WORK TO BE COMPLETED ▸ Scan the material and copy every line in which "your" appears.

(Source records)
——————————

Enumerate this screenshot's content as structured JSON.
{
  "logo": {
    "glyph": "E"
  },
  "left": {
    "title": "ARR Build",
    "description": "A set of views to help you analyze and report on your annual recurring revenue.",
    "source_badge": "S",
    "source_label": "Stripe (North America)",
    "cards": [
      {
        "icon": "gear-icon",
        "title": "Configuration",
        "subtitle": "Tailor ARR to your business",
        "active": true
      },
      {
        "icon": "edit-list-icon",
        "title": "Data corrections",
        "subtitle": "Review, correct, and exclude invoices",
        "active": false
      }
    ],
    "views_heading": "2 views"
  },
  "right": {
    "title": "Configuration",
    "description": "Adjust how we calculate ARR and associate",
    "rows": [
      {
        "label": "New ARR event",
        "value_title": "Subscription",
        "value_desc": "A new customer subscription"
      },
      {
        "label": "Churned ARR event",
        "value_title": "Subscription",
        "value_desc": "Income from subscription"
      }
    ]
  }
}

——————————

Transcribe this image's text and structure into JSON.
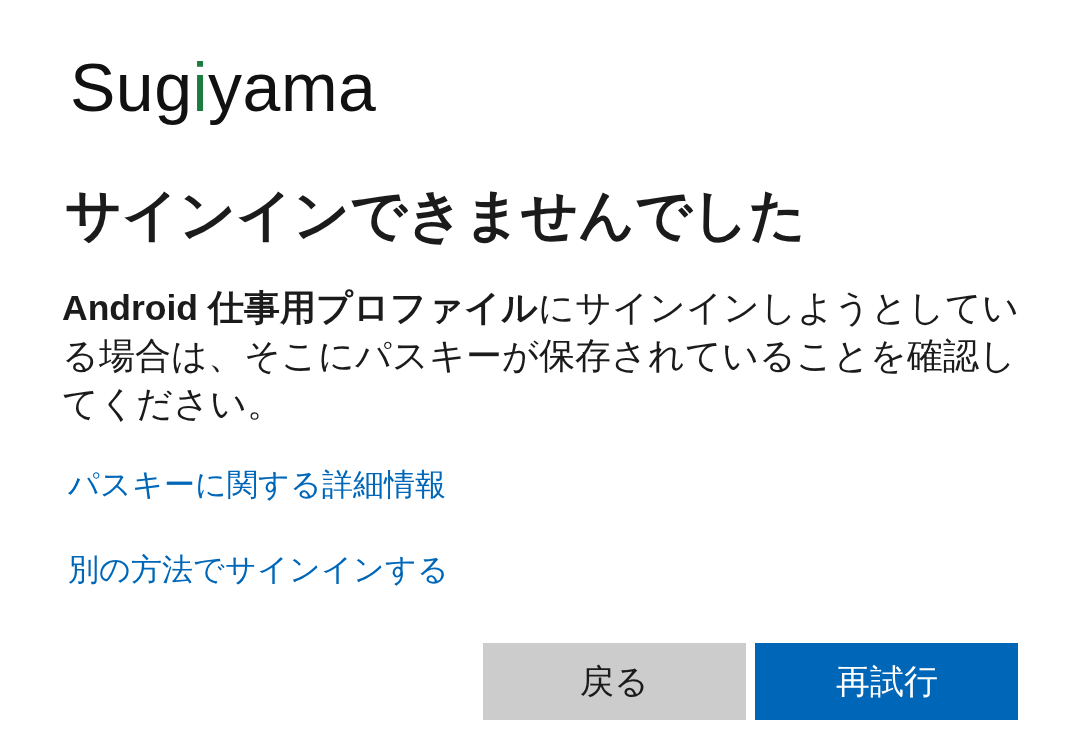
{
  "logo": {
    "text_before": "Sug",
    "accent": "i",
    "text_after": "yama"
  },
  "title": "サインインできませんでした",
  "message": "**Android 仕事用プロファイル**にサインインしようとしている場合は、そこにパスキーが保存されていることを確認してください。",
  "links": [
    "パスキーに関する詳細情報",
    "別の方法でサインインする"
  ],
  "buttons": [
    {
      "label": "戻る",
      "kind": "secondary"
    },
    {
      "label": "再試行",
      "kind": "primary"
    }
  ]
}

——————————

THE SOLUTION ▸
    "description": "A set of views to help you analyze and report on your annual recurring revenue.",
        "subtitle": "Tailor ARR to your business",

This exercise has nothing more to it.